The data.
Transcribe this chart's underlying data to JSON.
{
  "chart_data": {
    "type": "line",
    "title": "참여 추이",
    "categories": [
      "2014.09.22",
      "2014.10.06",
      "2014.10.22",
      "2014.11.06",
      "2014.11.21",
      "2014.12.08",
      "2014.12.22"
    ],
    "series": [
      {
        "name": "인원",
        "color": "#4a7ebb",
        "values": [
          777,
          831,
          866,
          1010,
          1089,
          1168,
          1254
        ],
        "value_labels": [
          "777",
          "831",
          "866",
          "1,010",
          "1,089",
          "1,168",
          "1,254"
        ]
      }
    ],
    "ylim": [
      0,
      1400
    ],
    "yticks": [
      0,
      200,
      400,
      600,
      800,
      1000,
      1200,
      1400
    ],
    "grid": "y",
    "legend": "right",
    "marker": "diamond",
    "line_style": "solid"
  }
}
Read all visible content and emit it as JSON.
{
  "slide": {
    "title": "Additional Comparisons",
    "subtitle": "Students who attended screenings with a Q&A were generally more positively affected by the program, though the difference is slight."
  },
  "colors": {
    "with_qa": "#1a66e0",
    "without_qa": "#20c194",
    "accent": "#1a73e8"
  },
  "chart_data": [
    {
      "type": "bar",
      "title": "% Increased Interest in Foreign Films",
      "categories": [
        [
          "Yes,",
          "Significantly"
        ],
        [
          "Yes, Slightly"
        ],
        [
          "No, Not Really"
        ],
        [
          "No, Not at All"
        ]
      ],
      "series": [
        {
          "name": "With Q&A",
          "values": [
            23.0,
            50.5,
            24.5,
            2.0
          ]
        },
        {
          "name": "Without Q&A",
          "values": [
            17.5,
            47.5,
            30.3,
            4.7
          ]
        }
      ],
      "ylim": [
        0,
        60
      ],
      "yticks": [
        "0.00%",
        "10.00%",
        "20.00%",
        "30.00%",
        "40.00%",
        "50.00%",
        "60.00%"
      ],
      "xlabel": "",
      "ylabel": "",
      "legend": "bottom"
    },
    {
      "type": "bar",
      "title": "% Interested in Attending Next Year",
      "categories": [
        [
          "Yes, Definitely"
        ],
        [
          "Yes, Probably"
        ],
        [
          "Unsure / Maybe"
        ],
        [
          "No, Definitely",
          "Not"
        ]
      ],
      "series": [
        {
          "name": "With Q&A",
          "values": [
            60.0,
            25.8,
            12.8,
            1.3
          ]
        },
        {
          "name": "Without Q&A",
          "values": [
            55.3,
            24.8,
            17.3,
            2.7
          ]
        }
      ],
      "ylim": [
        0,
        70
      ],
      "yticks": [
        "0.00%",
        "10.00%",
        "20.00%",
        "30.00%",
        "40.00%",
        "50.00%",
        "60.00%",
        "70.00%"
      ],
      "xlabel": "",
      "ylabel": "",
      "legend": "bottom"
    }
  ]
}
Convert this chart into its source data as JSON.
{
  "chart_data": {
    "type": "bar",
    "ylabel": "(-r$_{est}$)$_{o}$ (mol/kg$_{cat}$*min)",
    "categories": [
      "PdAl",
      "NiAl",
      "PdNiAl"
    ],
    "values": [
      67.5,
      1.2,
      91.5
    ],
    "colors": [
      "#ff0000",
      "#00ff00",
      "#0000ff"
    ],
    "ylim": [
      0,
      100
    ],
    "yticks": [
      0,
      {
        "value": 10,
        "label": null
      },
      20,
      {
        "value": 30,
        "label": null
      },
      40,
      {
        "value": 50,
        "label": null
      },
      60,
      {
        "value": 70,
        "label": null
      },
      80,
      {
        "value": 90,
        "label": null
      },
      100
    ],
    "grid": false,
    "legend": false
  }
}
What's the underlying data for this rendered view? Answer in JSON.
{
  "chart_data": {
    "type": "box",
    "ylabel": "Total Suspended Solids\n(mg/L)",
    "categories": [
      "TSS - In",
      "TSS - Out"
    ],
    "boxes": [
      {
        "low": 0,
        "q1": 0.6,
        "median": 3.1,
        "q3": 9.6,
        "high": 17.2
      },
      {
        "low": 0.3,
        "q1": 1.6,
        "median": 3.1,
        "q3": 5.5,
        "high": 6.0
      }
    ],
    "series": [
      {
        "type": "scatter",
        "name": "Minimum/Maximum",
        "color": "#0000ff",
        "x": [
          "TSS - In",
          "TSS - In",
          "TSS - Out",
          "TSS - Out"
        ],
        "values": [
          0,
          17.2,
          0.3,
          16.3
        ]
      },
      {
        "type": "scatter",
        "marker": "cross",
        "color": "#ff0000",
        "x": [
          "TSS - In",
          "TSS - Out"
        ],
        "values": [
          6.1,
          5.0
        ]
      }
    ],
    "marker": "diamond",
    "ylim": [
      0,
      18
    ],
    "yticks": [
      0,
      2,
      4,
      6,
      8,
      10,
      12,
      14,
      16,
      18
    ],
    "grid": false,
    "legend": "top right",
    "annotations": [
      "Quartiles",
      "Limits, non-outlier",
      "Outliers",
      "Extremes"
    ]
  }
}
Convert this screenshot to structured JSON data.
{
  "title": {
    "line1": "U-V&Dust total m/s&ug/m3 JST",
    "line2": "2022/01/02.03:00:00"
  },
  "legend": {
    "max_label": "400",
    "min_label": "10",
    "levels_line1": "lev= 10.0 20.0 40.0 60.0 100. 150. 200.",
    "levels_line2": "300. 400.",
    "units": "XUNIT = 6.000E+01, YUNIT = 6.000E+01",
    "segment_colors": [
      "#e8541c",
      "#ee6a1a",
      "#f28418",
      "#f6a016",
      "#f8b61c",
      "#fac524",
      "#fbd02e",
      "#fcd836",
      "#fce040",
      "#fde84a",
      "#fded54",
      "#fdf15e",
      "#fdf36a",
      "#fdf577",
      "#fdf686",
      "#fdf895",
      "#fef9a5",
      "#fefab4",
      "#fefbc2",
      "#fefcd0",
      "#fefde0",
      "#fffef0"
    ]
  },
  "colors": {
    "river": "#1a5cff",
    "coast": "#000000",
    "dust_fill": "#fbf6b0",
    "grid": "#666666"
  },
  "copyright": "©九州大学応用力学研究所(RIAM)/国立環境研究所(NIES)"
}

Instruction.
Search the listing for the string "JSON". Copy each line where it turns up.

Completed task.
Transcribe this chart's underlying data to JSON.
Read all visible content and emit it as JSON.
Convert this chart into its source data as JSON.
What's the underlying data for this rendered view? Answer in JSON.
Convert this screenshot to structured JSON data.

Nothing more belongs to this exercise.